Records shown |

········

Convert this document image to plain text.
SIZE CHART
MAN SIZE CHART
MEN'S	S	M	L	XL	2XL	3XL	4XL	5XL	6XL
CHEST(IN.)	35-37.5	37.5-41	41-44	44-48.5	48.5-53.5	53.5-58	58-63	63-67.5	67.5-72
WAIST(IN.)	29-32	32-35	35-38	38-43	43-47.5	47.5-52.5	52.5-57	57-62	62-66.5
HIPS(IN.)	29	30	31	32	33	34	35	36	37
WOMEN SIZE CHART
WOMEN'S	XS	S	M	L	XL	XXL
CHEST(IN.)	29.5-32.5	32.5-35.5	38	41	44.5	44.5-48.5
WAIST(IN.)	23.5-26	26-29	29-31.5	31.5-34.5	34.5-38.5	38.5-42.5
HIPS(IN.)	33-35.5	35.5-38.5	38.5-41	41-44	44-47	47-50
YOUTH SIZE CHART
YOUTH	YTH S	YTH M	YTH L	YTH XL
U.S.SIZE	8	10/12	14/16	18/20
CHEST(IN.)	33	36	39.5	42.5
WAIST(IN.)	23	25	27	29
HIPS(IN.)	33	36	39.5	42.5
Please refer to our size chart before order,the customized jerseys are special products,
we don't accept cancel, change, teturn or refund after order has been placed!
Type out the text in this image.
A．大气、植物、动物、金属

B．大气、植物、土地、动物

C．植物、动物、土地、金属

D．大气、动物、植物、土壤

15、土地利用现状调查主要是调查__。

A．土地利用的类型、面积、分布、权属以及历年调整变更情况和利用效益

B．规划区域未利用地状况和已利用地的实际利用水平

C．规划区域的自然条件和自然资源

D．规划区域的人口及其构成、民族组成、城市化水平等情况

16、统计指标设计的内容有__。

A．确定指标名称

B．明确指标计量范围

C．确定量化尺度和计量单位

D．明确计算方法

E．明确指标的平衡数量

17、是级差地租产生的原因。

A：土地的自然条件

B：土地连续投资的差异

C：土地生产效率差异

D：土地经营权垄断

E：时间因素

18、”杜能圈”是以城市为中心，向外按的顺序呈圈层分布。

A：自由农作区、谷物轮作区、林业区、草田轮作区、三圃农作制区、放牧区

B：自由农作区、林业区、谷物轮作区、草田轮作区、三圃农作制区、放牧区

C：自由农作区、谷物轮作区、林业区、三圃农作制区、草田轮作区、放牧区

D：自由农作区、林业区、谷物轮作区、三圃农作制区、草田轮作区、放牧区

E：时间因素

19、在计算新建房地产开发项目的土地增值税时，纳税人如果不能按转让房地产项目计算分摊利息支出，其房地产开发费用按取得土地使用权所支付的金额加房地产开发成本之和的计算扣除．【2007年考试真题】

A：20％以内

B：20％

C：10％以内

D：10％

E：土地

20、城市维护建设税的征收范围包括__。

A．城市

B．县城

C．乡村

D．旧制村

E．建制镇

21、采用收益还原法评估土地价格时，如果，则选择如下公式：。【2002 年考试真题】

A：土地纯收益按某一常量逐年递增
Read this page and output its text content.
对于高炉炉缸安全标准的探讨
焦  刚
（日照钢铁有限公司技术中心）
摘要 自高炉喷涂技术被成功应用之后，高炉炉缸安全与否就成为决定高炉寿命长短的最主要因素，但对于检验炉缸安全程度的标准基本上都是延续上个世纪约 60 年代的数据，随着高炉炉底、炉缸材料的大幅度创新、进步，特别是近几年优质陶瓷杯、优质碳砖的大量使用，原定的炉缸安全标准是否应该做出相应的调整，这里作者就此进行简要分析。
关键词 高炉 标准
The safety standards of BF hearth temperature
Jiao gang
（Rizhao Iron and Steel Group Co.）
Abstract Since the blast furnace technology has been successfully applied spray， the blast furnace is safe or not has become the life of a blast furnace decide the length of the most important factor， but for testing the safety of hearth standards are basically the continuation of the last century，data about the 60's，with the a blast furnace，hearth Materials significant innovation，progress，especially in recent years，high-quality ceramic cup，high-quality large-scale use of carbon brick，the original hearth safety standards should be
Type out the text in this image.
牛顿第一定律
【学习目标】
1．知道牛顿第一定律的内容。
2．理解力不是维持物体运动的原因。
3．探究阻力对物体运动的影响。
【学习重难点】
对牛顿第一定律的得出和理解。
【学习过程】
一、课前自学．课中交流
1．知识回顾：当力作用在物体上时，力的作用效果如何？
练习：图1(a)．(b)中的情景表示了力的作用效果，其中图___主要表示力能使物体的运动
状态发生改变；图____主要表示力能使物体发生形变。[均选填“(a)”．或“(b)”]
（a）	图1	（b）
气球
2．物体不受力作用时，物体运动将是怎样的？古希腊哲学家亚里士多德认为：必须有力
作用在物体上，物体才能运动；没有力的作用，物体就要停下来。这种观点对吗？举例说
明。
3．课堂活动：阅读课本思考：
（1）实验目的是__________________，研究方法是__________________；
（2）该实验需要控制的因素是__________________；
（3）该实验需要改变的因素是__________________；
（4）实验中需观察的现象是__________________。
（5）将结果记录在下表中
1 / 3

········

Short exercise |
Reproduce the material above, every line of it, exactly.

Written response |
Convert this document image to plain text.
SIZE CHART
MAN SIZE CHART
MEN'S	S	M	L	XL	2XL	3XL	4XL	5XL	6XL
CHEST(IN.)	35-37.5	37.5-41	41-44	44-48.5	48.5-53.5	53.5-58	58-63	63-67.5	67.5-72
WAIST(IN.)	29-32	32-35	35-38	38-43	43-47.5	47.5-52.5	52.5-57	57-62	62-66.5
HIPS(IN.)	29	30	31	32	33	34	35	36	37
WOMEN SIZE CHART
WOMEN'S	XS	S	M	L	XL	XXL
CHEST(IN.)	29.5-32.5	32.5-35.5	38	41	44.5	44.5-48.5
WAIST(IN.)	23.5-26	26-29	29-31.5	31.5-34.5	34.5-38.5	38.5-42.5
HIPS(IN.)	33-35.5	35.5-38.5	38.5-41	41-44	44-47	47-50
YOUTH SIZE CHART
YOUTH	YTH S	YTH M	YTH L	YTH XL
U.S.SIZE	8	10/12	14/16	18/20
CHEST(IN.)	33	36	39.5	42.5
WAIST(IN.)	23	25	27	29
HIPS(IN.)	33	36	39.5	42.5
Please refer to our size chart before order,the customized jerseys are special products,
we don't accept cancel, change, teturn or refund after order has been placed!
Type out the text in this image.
A．大气、植物、动物、金属

B．大气、植物、土地、动物

C．植物、动物、土地、金属

D．大气、动物、植物、土壤

15、土地利用现状调查主要是调查__。

A．土地利用的类型、面积、分布、权属以及历年调整变更情况和利用效益

B．规划区域未利用地状况和已利用地的实际利用水平

C．规划区域的自然条件和自然资源

D．规划区域的人口及其构成、民族组成、城市化水平等情况

16、统计指标设计的内容有__。

A．确定指标名称

B．明确指标计量范围

C．确定量化尺度和计量单位

D．明确计算方法

E．明确指标的平衡数量

17、是级差地租产生的原因。

A：土地的自然条件

B：土地连续投资的差异

C：土地生产效率差异

D：土地经营权垄断

E：时间因素

18、”杜能圈”是以城市为中心，向外按的顺序呈圈层分布。

A：自由农作区、谷物轮作区、林业区、草田轮作区、三圃农作制区、放牧区

B：自由农作区、林业区、谷物轮作区、草田轮作区、三圃农作制区、放牧区

C：自由农作区、谷物轮作区、林业区、三圃农作制区、草田轮作区、放牧区

D：自由农作区、林业区、谷物轮作区、三圃农作制区、草田轮作区、放牧区

E：时间因素

19、在计算新建房地产开发项目的土地增值税时，纳税人如果不能按转让房地产项目计算分摊利息支出，其房地产开发费用按取得土地使用权所支付的金额加房地产开发成本之和的计算扣除．【2007年考试真题】

A：20％以内

B：20％

C：10％以内

D：10％

E：土地

20、城市维护建设税的征收范围包括__。

A．城市

B．县城

C．乡村

D．旧制村

E．建制镇

21、采用收益还原法评估土地价格时，如果，则选择如下公式：。【2002 年考试真题】

A：土地纯收益按某一常量逐年递增
Read this page and output its text content.
对于高炉炉缸安全标准的探讨
焦  刚
（日照钢铁有限公司技术中心）
摘要 自高炉喷涂技术被成功应用之后，高炉炉缸安全与否就成为决定高炉寿命长短的最主要因素，但对于检验炉缸安全程度的标准基本上都是延续上个世纪约 60 年代的数据，随着高炉炉底、炉缸材料的大幅度创新、进步，特别是近几年优质陶瓷杯、优质碳砖的大量使用，原定的炉缸安全标准是否应该做出相应的调整，这里作者就此进行简要分析。
关键词 高炉 标准
The safety standards of BF hearth temperature
Jiao gang
（Rizhao Iron and Steel Group Co.）
Abstract Since the blast furnace technology has been successfully applied spray， the blast furnace is safe or not has become the life of a blast furnace decide the length of the most important factor， but for testing the safety of hearth standards are basically the continuation of the last century，data about the 60's，with the a blast furnace，hearth Materials significant innovation，progress，especially in recent years，high-quality ceramic cup，high-quality large-scale use of carbon brick，the original hearth safety standards should be
Type out the text in this image.
牛顿第一定律
【学习目标】
1．知道牛顿第一定律的内容。
2．理解力不是维持物体运动的原因。
3．探究阻力对物体运动的影响。
【学习重难点】
对牛顿第一定律的得出和理解。
【学习过程】
一、课前自学．课中交流
1．知识回顾：当力作用在物体上时，力的作用效果如何？
练习：图1(a)．(b)中的情景表示了力的作用效果，其中图___主要表示力能使物体的运动
状态发生改变；图____主要表示力能使物体发生形变。[均选填“(a)”．或“(b)”]
（a）	图1	（b）
气球
2．物体不受力作用时，物体运动将是怎样的？古希腊哲学家亚里士多德认为：必须有力
作用在物体上，物体才能运动；没有力的作用，物体就要停下来。这种观点对吗？举例说
明。
3．课堂活动：阅读课本思考：
（1）实验目的是__________________，研究方法是__________________；
（2）该实验需要控制的因素是__________________；
（3）该实验需要改变的因素是__________________；
（4）实验中需观察的现象是__________________。
（5）将结果记录在下表中
1 / 3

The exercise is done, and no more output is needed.